— start Records for the task —

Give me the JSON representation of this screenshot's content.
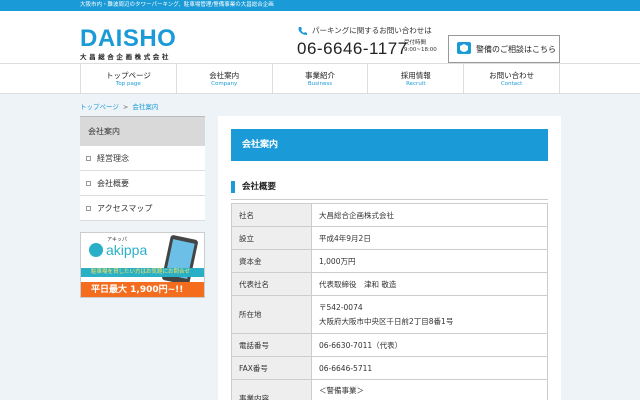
{
  "topbar": {
    "text": "大阪市内・難波周辺のタワーパーキング、駐車場管理/警備事業の大昌総合企画"
  },
  "header": {
    "logo_main": "DAISHO",
    "logo_sub": "大昌総合企画株式会社",
    "phone_caption": "パーキングに関するお問い合わせは",
    "phone_number": "06-6646-1177",
    "hours_label": "受付時間",
    "hours_value": "9:00~18:00",
    "consult_label": "警備のご相談はこちら"
  },
  "nav": {
    "items": [
      {
        "jp": "トップページ",
        "en": "Top page"
      },
      {
        "jp": "会社案内",
        "en": "Company"
      },
      {
        "jp": "事業紹介",
        "en": "Business"
      },
      {
        "jp": "採用情報",
        "en": "Recruit"
      },
      {
        "jp": "お問い合わせ",
        "en": "Contact"
      }
    ]
  },
  "breadcrumb": {
    "home": "トップページ",
    "separator": ">",
    "current": "会社案内"
  },
  "sidebar": {
    "heading": "会社案内",
    "items": [
      "経営理念",
      "会社概要",
      "アクセスマップ"
    ]
  },
  "banner": {
    "tag": "アキッパ",
    "name": "akippa",
    "line1": "駐車場を貸したい方はお気軽にお問合せ",
    "line2": "平日最大 1,900円~!!"
  },
  "main": {
    "title": "会社案内",
    "section_heading": "会社概要",
    "rows": [
      {
        "label": "社名",
        "value": "大昌総合企画株式会社"
      },
      {
        "label": "設立",
        "value": "平成4年9月2日"
      },
      {
        "label": "資本金",
        "value": "1,000万円"
      },
      {
        "label": "代表社名",
        "value": "代表取締役　津和 敬造"
      },
      {
        "label": "所在地",
        "value1": "〒542-0074",
        "value2": "大阪府大阪市中央区千日前2丁目8番1号"
      },
      {
        "label": "電話番号",
        "value": "06-6630-7011（代表）"
      },
      {
        "label": "FAX番号",
        "value": "06-6646-5711"
      },
      {
        "label": "事業内容",
        "value1": "＜警備事業＞",
        "value2": ""
      }
    ]
  },
  "colors": {
    "accent": "#1a9ad6",
    "banner_teal": "#2ab0c6",
    "banner_orange": "#f46d1f"
  }
}
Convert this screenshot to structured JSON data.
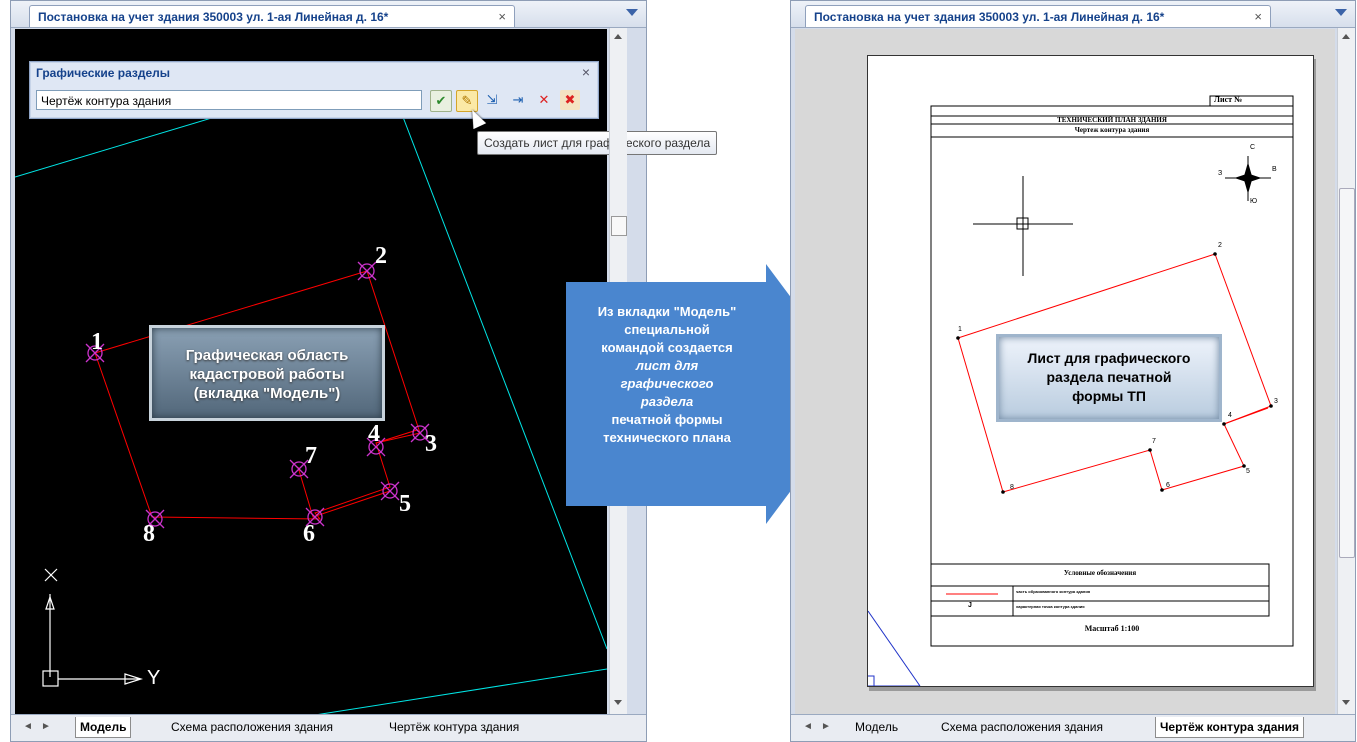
{
  "left_window": {
    "tab_title": "Постановка на учет здания 350003 ул. 1-ая Линейная д. 16*",
    "tab_close": "×",
    "panel": {
      "title": "Графические разделы",
      "close": "×",
      "section_value": "Чертёж контура здания",
      "tooltip": "Создать лист для графического раздела"
    },
    "points": [
      "1",
      "2",
      "3",
      "4",
      "5",
      "6",
      "7",
      "8"
    ],
    "axis": {
      "x": "X",
      "y": "Y"
    },
    "callout": [
      "Графическая область",
      "кадастровой работы",
      "(вкладка \"Модель\")"
    ],
    "sheet_tabs": [
      "Модель",
      "Схема расположения здания",
      "Чертёж контура здания"
    ],
    "active_tab": "Модель"
  },
  "arrow_note": {
    "line1": "Из вкладки \"Модель\"",
    "line2": "специальной",
    "line3": "командой создается",
    "line4_italic": "лист для",
    "line5_italic": "графического",
    "line6_italic": "раздела",
    "line7": "печатной формы",
    "line8": "технического плана"
  },
  "right_window": {
    "tab_title": "Постановка на учет здания 350003 ул. 1-ая Линейная д. 16*",
    "tab_close": "×",
    "sheet": {
      "sheet_no": "Лист №",
      "title": "ТЕХНИЧЕСКИЙ ПЛАН ЗДАНИЯ",
      "subtitle": "Чертеж контура здания",
      "compass": {
        "n": "С",
        "s": "Ю",
        "w": "З",
        "e": "В"
      },
      "points": [
        "1",
        "2",
        "3",
        "4",
        "5",
        "6",
        "7",
        "8"
      ],
      "legend_title": "Условные обозначения",
      "legend_row1": "часть образованного контура здания",
      "legend_row2_symbol": "J",
      "legend_row2": "характерная точка контура здания",
      "scale": "Масштаб 1:100"
    },
    "callout": [
      "Лист для графического",
      "раздела печатной",
      "формы ТП"
    ],
    "sheet_tabs": [
      "Модель",
      "Схема расположения здания",
      "Чертёж контура здания"
    ],
    "active_tab": "Чертёж контура здания"
  },
  "colors": {
    "cad_bg": "#000000",
    "contour": "#ff0000",
    "marker": "#cc33cc",
    "boundary": "#00e5e5",
    "arrow": "#4a86cf",
    "tab_text": "#15428b"
  }
}
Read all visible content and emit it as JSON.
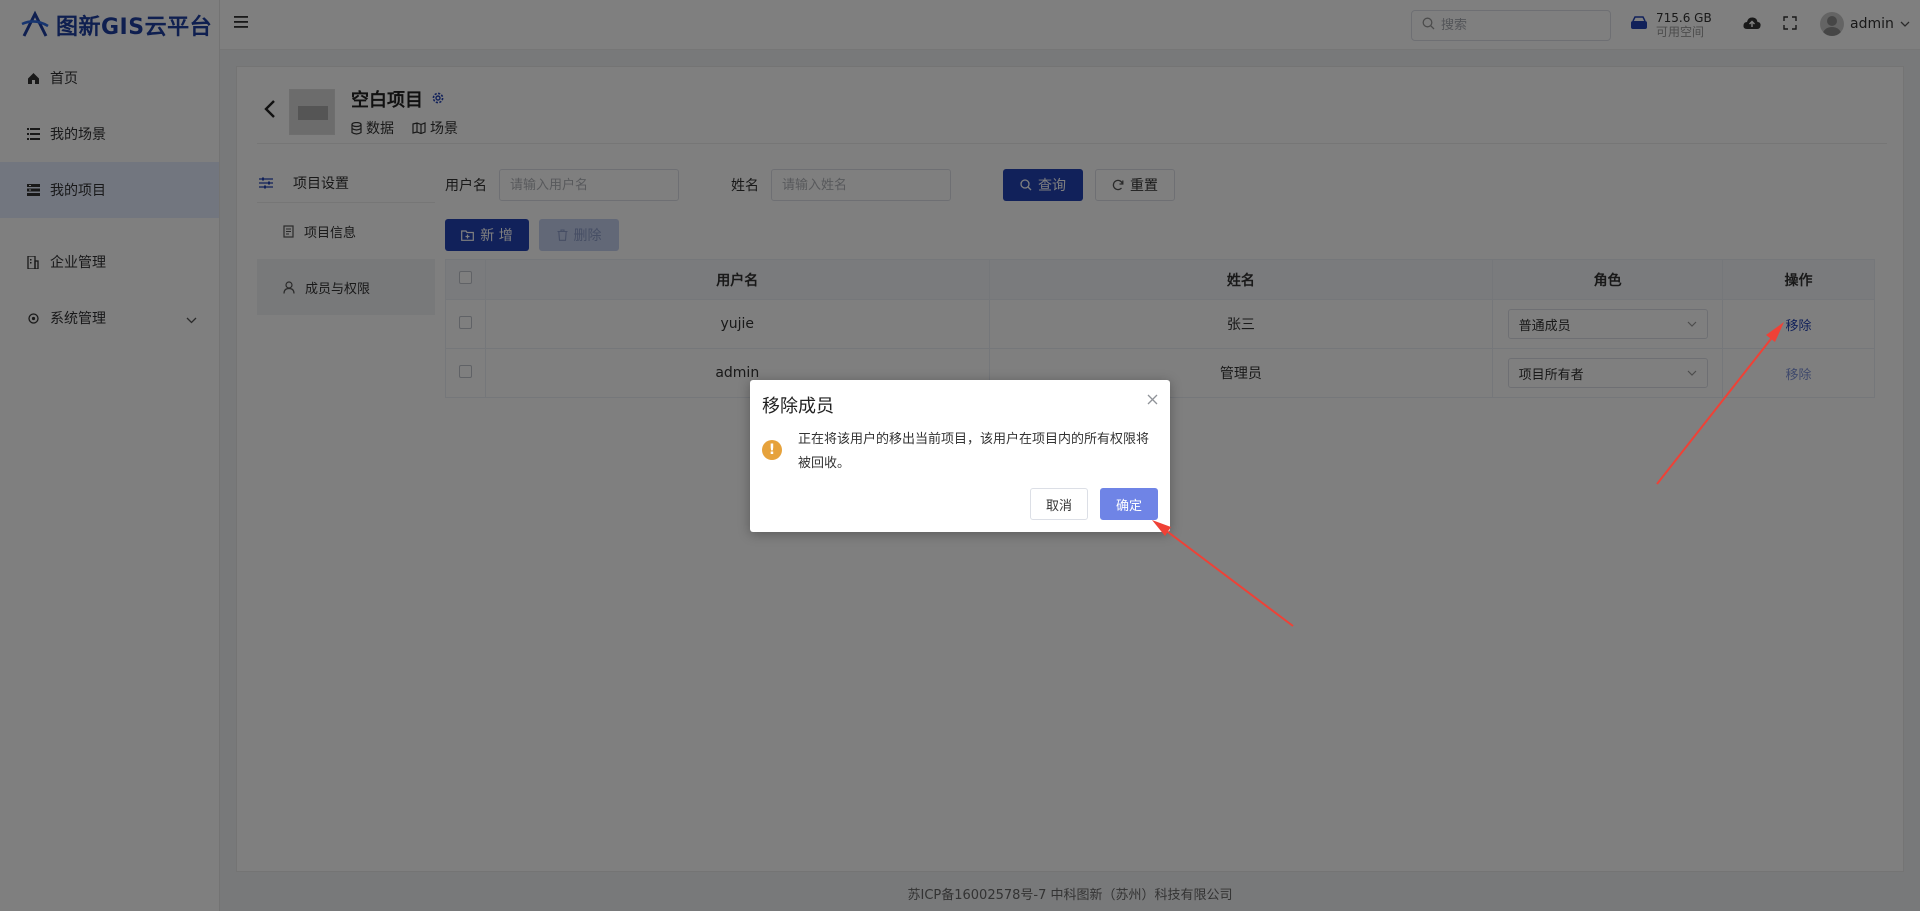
{
  "app": {
    "logo_text": "图新GIS云平台"
  },
  "sidebar": {
    "items": [
      {
        "label": "首页",
        "icon": "home-icon"
      },
      {
        "label": "我的场景",
        "icon": "list-icon"
      },
      {
        "label": "我的项目",
        "icon": "project-icon",
        "active": true
      },
      {
        "label": "企业管理",
        "icon": "building-icon"
      },
      {
        "label": "系统管理",
        "icon": "settings-icon",
        "has_children": true
      }
    ]
  },
  "header": {
    "search_placeholder": "搜索",
    "storage_value": "715.6 GB",
    "storage_label": "可用空间",
    "user_name": "admin"
  },
  "project": {
    "title": "空白项目",
    "link_data": "数据",
    "link_scene": "场景"
  },
  "subnav": {
    "header": "项目设置",
    "items": [
      {
        "label": "项目信息"
      },
      {
        "label": "成员与权限",
        "active": true
      }
    ]
  },
  "filters": {
    "username_label": "用户名",
    "username_placeholder": "请输入用户名",
    "name_label": "姓名",
    "name_placeholder": "请输入姓名",
    "query_label": "查询",
    "reset_label": "重置"
  },
  "actions": {
    "add_label": "新 增",
    "delete_label": "删除"
  },
  "table": {
    "headers": [
      "用户名",
      "姓名",
      "角色",
      "操作"
    ],
    "rows": [
      {
        "username": "yujie",
        "name": "张三",
        "role": "普通成员",
        "action": "移除"
      },
      {
        "username": "admin",
        "name": "管理员",
        "role": "项目所有者",
        "action": "移除"
      }
    ]
  },
  "footer": {
    "text": "苏ICP备16002578号-7 中科图新（苏州）科技有限公司"
  },
  "dialog": {
    "title": "移除成员",
    "message": "正在将该用户的移出当前项目，该用户在项目内的所有权限将被回收。",
    "cancel_label": "取消",
    "confirm_label": "确定"
  },
  "colors": {
    "primary": "#2342b5",
    "warning": "#e6a23c",
    "annotation": "#ef4136"
  }
}
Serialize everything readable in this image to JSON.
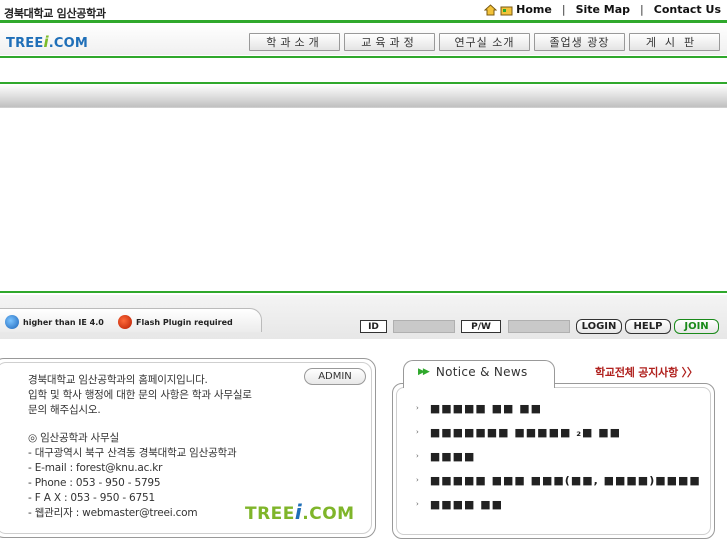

— end Records for the task —

Every record gets retyped exactly; no picture goes into the copy.

Give me the JSON representation of this screenshot's content.
{
  "topbar": {
    "text": "大阪市内・難波周辺のタワーパーキング、駐車場管理/警備事業の大昌総合企画"
  },
  "header": {
    "logo_main": "DAISHO",
    "logo_sub": "大昌総合企画株式会社",
    "phone_caption": "パーキングに関するお問い合わせは",
    "phone_number": "06-6646-1177",
    "hours_label": "受付時間",
    "hours_value": "9:00~18:00",
    "consult_label": "警備のご相談はこちら"
  },
  "nav": {
    "items": [
      {
        "jp": "トップページ",
        "en": "Top page"
      },
      {
        "jp": "会社案内",
        "en": "Company"
      },
      {
        "jp": "事業紹介",
        "en": "Business"
      },
      {
        "jp": "採用情報",
        "en": "Recruit"
      },
      {
        "jp": "お問い合わせ",
        "en": "Contact"
      }
    ]
  },
  "breadcrumb": {
    "home": "トップページ",
    "separator": ">",
    "current": "会社案内"
  },
  "sidebar": {
    "heading": "会社案内",
    "items": [
      "経営理念",
      "会社概要",
      "アクセスマップ"
    ]
  },
  "banner": {
    "tag": "アキッパ",
    "name": "akippa",
    "line1": "駐車場を貸したい方はお気軽にお問合せ",
    "line2": "平日最大 1,900円~!!"
  },
  "main": {
    "title": "会社案内",
    "section_heading": "会社概要",
    "rows": [
      {
        "label": "社名",
        "value": "大昌総合企画株式会社"
      },
      {
        "label": "設立",
        "value": "平成4年9月2日"
      },
      {
        "label": "資本金",
        "value": "1,000万円"
      },
      {
        "label": "代表社名",
        "value": "代表取締役　津和 敬造"
      },
      {
        "label": "所在地",
        "value1": "〒542-0074",
        "value2": "大阪府大阪市中央区千日前2丁目8番1号"
      },
      {
        "label": "電話番号",
        "value": "06-6630-7011（代表）"
      },
      {
        "label": "FAX番号",
        "value": "06-6646-5711"
      },
      {
        "label": "事業内容",
        "value1": "＜警備事業＞",
        "value2": ""
      }
    ]
  },
  "colors": {
    "accent": "#1a9ad6",
    "banner_teal": "#2ab0c6",
    "banner_orange": "#f46d1f"
  }
}
Convert this screenshot to structured JSON data.
{
  "left_window": {
    "tab_title": "Постановка на учет здания 350003 ул. 1-ая Линейная д. 16*",
    "tab_close": "×",
    "panel": {
      "title": "Графические разделы",
      "close": "×",
      "section_value": "Чертёж контура здания",
      "tooltip": "Создать лист для графического раздела"
    },
    "points": [
      "1",
      "2",
      "3",
      "4",
      "5",
      "6",
      "7",
      "8"
    ],
    "axis": {
      "x": "X",
      "y": "Y"
    },
    "callout": [
      "Графическая область",
      "кадастровой работы",
      "(вкладка \"Модель\")"
    ],
    "sheet_tabs": [
      "Модель",
      "Схема расположения здания",
      "Чертёж контура здания"
    ],
    "active_tab": "Модель"
  },
  "arrow_note": {
    "line1": "Из вкладки \"Модель\"",
    "line2": "специальной",
    "line3": "командой создается",
    "line4_italic": "лист для",
    "line5_italic": "графического",
    "line6_italic": "раздела",
    "line7": "печатной формы",
    "line8": "технического плана"
  },
  "right_window": {
    "tab_title": "Постановка на учет здания 350003 ул. 1-ая Линейная д. 16*",
    "tab_close": "×",
    "sheet": {
      "sheet_no": "Лист №",
      "title": "ТЕХНИЧЕСКИЙ ПЛАН ЗДАНИЯ",
      "subtitle": "Чертеж контура здания",
      "compass": {
        "n": "С",
        "s": "Ю",
        "w": "З",
        "e": "В"
      },
      "points": [
        "1",
        "2",
        "3",
        "4",
        "5",
        "6",
        "7",
        "8"
      ],
      "legend_title": "Условные обозначения",
      "legend_row1": "часть образованного контура здания",
      "legend_row2_symbol": "J",
      "legend_row2": "характерная точка контура здания",
      "scale": "Масштаб 1:100"
    },
    "callout": [
      "Лист для графического",
      "раздела печатной",
      "формы ТП"
    ],
    "sheet_tabs": [
      "Модель",
      "Схема расположения здания",
      "Чертёж контура здания"
    ],
    "active_tab": "Чертёж контура здания"
  },
  "colors": {
    "cad_bg": "#000000",
    "contour": "#ff0000",
    "marker": "#cc33cc",
    "boundary": "#00e5e5",
    "arrow": "#4a86cf",
    "tab_text": "#15428b"
  }
}
Read all visible content and emit it as JSON.
{
  "app": {
    "logo_text": "图新GIS云平台"
  },
  "sidebar": {
    "items": [
      {
        "label": "首页",
        "icon": "home-icon"
      },
      {
        "label": "我的场景",
        "icon": "list-icon"
      },
      {
        "label": "我的项目",
        "icon": "project-icon",
        "active": true
      },
      {
        "label": "企业管理",
        "icon": "building-icon"
      },
      {
        "label": "系统管理",
        "icon": "settings-icon",
        "has_children": true
      }
    ]
  },
  "header": {
    "search_placeholder": "搜索",
    "storage_value": "715.6 GB",
    "storage_label": "可用空间",
    "user_name": "admin"
  },
  "project": {
    "title": "空白项目",
    "link_data": "数据",
    "link_scene": "场景"
  },
  "subnav": {
    "header": "项目设置",
    "items": [
      {
        "label": "项目信息"
      },
      {
        "label": "成员与权限",
        "active": true
      }
    ]
  },
  "filters": {
    "username_label": "用户名",
    "username_placeholder": "请输入用户名",
    "name_label": "姓名",
    "name_placeholder": "请输入姓名",
    "query_label": "查询",
    "reset_label": "重置"
  },
  "actions": {
    "add_label": "新 增",
    "delete_label": "删除"
  },
  "table": {
    "headers": [
      "用户名",
      "姓名",
      "角色",
      "操作"
    ],
    "rows": [
      {
        "username": "yujie",
        "name": "张三",
        "role": "普通成员",
        "action": "移除"
      },
      {
        "username": "admin",
        "name": "管理员",
        "role": "项目所有者",
        "action": "移除"
      }
    ]
  },
  "footer": {
    "text": "苏ICP备16002578号-7 中科图新（苏州）科技有限公司"
  },
  "dialog": {
    "title": "移除成员",
    "message": "正在将该用户的移出当前项目，该用户在项目内的所有权限将被回收。",
    "cancel_label": "取消",
    "confirm_label": "确定"
  },
  "colors": {
    "primary": "#2342b5",
    "warning": "#e6a23c",
    "annotation": "#ef4136"
  }
}
Serialize everything readable in this image to JSON.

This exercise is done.